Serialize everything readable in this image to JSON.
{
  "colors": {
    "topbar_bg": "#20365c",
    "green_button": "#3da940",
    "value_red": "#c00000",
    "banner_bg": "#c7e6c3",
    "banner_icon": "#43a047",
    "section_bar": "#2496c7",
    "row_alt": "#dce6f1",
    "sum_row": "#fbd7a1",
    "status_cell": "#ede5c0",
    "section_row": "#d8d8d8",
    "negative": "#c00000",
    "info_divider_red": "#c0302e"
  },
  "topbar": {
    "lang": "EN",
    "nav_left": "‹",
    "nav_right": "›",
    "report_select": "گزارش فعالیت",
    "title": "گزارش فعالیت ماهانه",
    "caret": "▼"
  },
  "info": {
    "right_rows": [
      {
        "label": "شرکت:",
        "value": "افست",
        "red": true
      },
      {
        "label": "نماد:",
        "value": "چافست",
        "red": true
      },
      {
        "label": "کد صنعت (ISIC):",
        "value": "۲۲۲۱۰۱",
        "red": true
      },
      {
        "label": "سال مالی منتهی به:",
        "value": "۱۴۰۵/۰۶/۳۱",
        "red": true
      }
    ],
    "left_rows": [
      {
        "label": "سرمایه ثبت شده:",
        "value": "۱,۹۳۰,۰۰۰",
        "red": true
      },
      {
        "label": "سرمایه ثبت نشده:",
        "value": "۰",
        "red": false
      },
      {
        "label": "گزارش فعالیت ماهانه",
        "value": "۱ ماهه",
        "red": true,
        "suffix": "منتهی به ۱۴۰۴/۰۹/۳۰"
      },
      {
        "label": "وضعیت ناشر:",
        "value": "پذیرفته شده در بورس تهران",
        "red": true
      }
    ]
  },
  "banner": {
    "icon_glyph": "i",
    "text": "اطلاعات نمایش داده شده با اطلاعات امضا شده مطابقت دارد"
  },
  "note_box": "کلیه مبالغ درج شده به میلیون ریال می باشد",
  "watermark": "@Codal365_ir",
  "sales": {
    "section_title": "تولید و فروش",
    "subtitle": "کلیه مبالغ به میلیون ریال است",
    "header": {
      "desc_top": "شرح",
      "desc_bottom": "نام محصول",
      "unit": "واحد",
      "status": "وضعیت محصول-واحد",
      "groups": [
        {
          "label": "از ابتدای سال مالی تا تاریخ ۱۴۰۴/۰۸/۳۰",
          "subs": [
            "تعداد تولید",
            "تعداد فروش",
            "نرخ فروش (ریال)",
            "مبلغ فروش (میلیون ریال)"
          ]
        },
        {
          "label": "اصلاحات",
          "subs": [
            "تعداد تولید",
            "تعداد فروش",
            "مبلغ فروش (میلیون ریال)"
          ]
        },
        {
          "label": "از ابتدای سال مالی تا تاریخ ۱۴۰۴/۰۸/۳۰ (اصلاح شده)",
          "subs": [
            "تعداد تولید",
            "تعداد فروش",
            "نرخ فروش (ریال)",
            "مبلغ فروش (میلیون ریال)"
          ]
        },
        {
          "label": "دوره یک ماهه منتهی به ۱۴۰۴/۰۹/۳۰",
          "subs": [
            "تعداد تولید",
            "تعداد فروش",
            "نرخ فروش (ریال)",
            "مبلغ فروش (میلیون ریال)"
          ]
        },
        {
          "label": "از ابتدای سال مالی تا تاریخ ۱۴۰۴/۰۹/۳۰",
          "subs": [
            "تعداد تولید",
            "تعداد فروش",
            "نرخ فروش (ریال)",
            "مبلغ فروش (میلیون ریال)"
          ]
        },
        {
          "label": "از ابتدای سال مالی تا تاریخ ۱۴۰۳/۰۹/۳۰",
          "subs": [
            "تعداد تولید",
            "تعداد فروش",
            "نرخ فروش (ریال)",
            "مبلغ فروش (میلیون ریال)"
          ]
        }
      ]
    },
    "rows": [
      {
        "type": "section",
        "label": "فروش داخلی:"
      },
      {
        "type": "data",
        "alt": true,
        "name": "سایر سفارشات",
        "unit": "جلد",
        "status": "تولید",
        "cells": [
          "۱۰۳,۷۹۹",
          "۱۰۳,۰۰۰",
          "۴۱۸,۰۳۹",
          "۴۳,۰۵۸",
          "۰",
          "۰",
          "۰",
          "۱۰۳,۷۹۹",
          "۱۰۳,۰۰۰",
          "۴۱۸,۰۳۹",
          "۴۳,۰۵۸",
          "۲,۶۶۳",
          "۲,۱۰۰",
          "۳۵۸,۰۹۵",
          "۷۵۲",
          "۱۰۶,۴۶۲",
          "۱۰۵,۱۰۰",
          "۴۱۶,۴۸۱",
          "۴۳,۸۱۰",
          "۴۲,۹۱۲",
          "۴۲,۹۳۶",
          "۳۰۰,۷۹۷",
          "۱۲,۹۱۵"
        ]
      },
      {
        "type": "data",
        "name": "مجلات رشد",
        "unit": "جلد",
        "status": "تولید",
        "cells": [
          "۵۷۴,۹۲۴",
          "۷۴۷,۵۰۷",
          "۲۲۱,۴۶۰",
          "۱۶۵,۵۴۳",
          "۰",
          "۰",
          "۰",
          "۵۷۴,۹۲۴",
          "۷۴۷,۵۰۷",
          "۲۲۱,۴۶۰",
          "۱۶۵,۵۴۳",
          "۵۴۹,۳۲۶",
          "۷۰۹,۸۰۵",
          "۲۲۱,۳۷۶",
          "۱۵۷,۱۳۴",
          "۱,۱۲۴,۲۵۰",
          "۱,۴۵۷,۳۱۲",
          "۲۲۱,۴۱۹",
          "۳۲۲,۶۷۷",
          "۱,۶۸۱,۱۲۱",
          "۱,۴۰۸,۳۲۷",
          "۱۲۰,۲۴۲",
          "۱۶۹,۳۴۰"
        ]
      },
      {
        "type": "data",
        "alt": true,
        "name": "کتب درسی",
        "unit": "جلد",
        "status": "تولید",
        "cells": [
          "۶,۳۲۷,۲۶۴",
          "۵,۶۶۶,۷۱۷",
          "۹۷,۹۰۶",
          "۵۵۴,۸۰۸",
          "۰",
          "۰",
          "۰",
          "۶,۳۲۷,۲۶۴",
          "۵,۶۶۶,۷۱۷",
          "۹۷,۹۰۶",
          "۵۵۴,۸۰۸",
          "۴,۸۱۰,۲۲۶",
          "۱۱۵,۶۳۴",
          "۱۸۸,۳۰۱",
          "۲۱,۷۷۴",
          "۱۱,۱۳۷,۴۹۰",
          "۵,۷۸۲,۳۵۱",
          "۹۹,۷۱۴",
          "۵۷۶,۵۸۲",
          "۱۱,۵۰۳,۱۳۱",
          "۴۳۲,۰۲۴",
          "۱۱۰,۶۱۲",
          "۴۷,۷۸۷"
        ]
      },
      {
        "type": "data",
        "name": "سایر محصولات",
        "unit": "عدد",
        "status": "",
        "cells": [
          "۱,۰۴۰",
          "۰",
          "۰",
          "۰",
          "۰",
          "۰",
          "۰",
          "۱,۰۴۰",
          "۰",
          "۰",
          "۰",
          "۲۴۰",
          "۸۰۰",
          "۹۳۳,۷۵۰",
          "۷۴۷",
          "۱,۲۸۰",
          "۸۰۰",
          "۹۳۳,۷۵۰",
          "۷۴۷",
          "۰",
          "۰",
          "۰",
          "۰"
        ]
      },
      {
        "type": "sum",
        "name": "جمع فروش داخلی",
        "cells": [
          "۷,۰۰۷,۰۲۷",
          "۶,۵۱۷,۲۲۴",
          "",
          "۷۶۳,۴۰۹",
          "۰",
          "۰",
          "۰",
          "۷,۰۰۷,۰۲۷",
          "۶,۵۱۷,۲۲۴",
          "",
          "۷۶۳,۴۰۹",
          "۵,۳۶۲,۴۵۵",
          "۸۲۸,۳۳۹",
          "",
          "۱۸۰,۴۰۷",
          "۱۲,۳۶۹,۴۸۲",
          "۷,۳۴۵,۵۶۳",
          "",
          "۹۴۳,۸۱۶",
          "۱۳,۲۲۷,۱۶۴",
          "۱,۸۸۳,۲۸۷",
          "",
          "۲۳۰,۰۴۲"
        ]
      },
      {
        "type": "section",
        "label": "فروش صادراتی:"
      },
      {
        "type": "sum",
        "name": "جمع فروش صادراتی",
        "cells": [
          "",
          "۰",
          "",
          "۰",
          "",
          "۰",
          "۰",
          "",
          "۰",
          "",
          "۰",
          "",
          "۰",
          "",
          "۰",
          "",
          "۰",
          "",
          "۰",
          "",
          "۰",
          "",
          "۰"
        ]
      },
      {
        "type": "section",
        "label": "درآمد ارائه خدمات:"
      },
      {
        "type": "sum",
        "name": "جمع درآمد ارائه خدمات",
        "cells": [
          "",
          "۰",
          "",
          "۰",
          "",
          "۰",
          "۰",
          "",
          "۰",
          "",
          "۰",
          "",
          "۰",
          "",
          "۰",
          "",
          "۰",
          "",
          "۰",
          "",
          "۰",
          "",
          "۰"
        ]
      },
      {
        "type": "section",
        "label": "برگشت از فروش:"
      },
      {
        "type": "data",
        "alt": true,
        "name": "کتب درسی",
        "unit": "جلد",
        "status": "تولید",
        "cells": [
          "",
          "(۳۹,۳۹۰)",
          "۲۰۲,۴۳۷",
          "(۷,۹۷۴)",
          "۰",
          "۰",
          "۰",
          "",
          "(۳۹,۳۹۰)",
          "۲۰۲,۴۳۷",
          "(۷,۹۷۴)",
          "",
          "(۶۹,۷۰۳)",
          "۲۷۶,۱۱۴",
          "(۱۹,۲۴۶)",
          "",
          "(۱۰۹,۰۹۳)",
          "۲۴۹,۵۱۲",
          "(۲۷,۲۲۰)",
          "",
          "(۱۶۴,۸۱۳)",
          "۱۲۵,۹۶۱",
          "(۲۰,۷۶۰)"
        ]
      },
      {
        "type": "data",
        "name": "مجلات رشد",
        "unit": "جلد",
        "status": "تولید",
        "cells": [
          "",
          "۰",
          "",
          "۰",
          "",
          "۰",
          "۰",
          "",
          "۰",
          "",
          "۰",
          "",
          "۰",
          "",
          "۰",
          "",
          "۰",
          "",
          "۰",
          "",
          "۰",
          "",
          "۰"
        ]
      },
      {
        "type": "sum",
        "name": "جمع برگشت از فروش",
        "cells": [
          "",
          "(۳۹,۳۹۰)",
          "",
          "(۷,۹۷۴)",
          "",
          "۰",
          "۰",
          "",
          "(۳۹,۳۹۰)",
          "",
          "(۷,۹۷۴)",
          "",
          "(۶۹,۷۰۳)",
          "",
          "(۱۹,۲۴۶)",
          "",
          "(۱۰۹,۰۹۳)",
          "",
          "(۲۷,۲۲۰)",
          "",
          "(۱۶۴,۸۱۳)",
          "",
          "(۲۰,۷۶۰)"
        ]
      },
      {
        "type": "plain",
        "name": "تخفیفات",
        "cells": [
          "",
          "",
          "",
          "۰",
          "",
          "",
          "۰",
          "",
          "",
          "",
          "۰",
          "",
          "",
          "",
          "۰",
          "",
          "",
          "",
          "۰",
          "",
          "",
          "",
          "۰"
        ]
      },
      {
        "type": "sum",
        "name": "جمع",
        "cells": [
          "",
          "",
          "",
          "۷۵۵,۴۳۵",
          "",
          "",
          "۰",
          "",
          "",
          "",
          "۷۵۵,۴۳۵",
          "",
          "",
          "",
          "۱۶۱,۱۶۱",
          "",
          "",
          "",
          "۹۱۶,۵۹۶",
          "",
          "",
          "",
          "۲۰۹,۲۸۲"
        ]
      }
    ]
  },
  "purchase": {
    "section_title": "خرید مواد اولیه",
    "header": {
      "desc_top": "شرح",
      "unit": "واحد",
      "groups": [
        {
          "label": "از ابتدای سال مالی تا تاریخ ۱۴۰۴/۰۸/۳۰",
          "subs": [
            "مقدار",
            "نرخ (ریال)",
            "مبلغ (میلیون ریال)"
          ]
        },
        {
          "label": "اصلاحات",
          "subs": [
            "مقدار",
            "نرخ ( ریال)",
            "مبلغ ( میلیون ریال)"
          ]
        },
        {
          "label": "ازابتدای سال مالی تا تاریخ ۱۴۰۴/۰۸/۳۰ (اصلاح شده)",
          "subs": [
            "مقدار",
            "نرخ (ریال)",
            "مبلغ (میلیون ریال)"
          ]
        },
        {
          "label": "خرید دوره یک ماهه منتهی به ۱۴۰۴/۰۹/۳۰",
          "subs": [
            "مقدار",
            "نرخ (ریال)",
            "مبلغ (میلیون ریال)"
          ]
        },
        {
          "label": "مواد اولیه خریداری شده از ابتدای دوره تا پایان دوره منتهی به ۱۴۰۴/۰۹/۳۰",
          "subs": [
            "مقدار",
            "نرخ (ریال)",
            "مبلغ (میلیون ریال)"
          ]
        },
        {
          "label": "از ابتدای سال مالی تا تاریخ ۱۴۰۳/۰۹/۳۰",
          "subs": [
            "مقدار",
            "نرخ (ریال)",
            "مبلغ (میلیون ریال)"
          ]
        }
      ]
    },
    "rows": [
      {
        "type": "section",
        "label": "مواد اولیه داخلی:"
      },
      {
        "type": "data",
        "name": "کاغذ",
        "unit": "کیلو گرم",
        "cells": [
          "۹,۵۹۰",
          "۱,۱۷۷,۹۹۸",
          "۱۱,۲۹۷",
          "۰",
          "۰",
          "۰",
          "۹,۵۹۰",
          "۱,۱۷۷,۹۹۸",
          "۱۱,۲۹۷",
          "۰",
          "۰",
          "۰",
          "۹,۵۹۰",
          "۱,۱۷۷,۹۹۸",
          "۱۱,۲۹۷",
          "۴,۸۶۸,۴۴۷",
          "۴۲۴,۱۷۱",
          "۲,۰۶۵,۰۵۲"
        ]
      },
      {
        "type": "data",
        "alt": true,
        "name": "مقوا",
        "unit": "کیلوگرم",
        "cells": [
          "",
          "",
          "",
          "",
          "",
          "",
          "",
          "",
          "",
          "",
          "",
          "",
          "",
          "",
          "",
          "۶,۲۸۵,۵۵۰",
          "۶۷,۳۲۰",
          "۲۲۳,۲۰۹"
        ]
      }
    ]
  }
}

━━━━━━━━━━━━━━━━━━━━━━━━━━━━━━

▶ Challenge:
Pull out each line of the entries that contains "مبالغ".

▶ Exercise result:
  "note_box": "کلیه مبالغ درج شده به میلیون ریال می باشد",
    "subtitle": "کلیه مبالغ به میلیون ریال است",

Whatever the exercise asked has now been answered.